- EXERCISE OBJECTIVE -
Present the following entries again, word for word and in full.

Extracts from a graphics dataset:
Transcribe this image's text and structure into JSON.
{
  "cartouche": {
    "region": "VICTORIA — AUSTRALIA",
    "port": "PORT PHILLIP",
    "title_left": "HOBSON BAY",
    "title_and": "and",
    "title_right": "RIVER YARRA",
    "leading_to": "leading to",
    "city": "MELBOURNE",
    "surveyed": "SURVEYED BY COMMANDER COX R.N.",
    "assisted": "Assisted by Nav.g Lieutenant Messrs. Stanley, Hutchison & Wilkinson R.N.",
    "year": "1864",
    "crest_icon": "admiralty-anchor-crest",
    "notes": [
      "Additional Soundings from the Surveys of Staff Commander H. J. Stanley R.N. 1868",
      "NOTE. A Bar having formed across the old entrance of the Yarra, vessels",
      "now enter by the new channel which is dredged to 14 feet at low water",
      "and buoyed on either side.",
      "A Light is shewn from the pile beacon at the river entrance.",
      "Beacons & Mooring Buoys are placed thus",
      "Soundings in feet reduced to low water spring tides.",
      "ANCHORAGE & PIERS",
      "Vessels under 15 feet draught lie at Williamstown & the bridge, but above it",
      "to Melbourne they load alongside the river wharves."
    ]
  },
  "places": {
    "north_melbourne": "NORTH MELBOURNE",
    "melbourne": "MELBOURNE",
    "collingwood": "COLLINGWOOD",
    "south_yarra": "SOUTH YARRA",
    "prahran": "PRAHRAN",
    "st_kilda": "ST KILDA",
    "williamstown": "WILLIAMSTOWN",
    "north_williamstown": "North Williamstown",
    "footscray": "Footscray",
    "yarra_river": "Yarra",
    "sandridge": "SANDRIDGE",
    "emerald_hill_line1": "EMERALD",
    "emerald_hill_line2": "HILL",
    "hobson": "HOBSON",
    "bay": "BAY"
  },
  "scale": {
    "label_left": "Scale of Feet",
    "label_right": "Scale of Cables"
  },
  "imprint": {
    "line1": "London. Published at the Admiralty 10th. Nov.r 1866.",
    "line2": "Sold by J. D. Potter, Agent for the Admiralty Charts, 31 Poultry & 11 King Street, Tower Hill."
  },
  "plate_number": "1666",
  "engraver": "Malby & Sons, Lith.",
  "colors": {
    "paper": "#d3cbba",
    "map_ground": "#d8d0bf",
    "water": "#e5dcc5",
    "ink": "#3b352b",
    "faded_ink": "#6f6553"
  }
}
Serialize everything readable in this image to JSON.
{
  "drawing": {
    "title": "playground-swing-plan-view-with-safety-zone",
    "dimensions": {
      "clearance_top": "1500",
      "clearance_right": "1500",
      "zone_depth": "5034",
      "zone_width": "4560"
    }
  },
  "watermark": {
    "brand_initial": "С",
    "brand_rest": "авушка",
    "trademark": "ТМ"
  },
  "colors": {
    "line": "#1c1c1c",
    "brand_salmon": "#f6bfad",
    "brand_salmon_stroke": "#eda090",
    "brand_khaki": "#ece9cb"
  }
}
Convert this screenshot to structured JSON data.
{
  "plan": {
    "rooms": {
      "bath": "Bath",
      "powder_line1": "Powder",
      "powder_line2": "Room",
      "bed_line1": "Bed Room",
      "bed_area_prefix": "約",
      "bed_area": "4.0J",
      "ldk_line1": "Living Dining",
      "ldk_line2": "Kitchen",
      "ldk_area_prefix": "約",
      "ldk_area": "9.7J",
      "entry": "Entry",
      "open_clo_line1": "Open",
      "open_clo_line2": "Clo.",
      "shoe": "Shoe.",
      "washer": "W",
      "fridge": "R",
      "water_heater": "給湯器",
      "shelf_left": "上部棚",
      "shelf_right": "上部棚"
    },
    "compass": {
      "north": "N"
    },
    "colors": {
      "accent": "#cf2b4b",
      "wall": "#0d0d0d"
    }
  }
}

- THE OUTPUT -
Transcribe this image's text and structure into JSON.
{
  "cartouche": {
    "region": "VICTORIA — AUSTRALIA",
    "port": "PORT PHILLIP",
    "title_left": "HOBSON BAY",
    "title_and": "and",
    "title_right": "RIVER YARRA",
    "leading_to": "leading to",
    "city": "MELBOURNE",
    "surveyed": "SURVEYED BY COMMANDER COX R.N.",
    "assisted": "Assisted by Nav.g Lieutenant Messrs. Stanley, Hutchison & Wilkinson R.N.",
    "year": "1864",
    "crest_icon": "admiralty-anchor-crest",
    "notes": [
      "Additional Soundings from the Surveys of Staff Commander H. J. Stanley R.N. 1868",
      "NOTE. A Bar having formed across the old entrance of the Yarra, vessels",
      "now enter by the new channel which is dredged to 14 feet at low water",
      "and buoyed on either side.",
      "A Light is shewn from the pile beacon at the river entrance.",
      "Beacons & Mooring Buoys are placed thus",
      "Soundings in feet reduced to low water spring tides.",
      "ANCHORAGE & PIERS",
      "Vessels under 15 feet draught lie at Williamstown & the bridge, but above it",
      "to Melbourne they load alongside the river wharves."
    ]
  },
  "places": {
    "north_melbourne": "NORTH MELBOURNE",
    "melbourne": "MELBOURNE",
    "collingwood": "COLLINGWOOD",
    "south_yarra": "SOUTH YARRA",
    "prahran": "PRAHRAN",
    "st_kilda": "ST KILDA",
    "williamstown": "WILLIAMSTOWN",
    "north_williamstown": "North Williamstown",
    "footscray": "Footscray",
    "yarra_river": "Yarra",
    "sandridge": "SANDRIDGE",
    "emerald_hill_line1": "EMERALD",
    "emerald_hill_line2": "HILL",
    "hobson": "HOBSON",
    "bay": "BAY"
  },
  "scale": {
    "label_left": "Scale of Feet",
    "label_right": "Scale of Cables"
  },
  "imprint": {
    "line1": "London. Published at the Admiralty 10th. Nov.r 1866.",
    "line2": "Sold by J. D. Potter, Agent for the Admiralty Charts, 31 Poultry & 11 King Street, Tower Hill."
  },
  "plate_number": "1666",
  "engraver": "Malby & Sons, Lith.",
  "colors": {
    "paper": "#d3cbba",
    "map_ground": "#d8d0bf",
    "water": "#e5dcc5",
    "ink": "#3b352b",
    "faded_ink": "#6f6553"
  }
}
Serialize everything readable in this image to JSON.
{
  "drawing": {
    "title": "playground-swing-plan-view-with-safety-zone",
    "dimensions": {
      "clearance_top": "1500",
      "clearance_right": "1500",
      "zone_depth": "5034",
      "zone_width": "4560"
    }
  },
  "watermark": {
    "brand_initial": "С",
    "brand_rest": "авушка",
    "trademark": "ТМ"
  },
  "colors": {
    "line": "#1c1c1c",
    "brand_salmon": "#f6bfad",
    "brand_salmon_stroke": "#eda090",
    "brand_khaki": "#ece9cb"
  }
}
Convert this screenshot to structured JSON data.
{
  "plan": {
    "rooms": {
      "bath": "Bath",
      "powder_line1": "Powder",
      "powder_line2": "Room",
      "bed_line1": "Bed Room",
      "bed_area_prefix": "約",
      "bed_area": "4.0J",
      "ldk_line1": "Living Dining",
      "ldk_line2": "Kitchen",
      "ldk_area_prefix": "約",
      "ldk_area": "9.7J",
      "entry": "Entry",
      "open_clo_line1": "Open",
      "open_clo_line2": "Clo.",
      "shoe": "Shoe.",
      "washer": "W",
      "fridge": "R",
      "water_heater": "給湯器",
      "shelf_left": "上部棚",
      "shelf_right": "上部棚"
    },
    "compass": {
      "north": "N"
    },
    "colors": {
      "accent": "#cf2b4b",
      "wall": "#0d0d0d"
    }
  }
}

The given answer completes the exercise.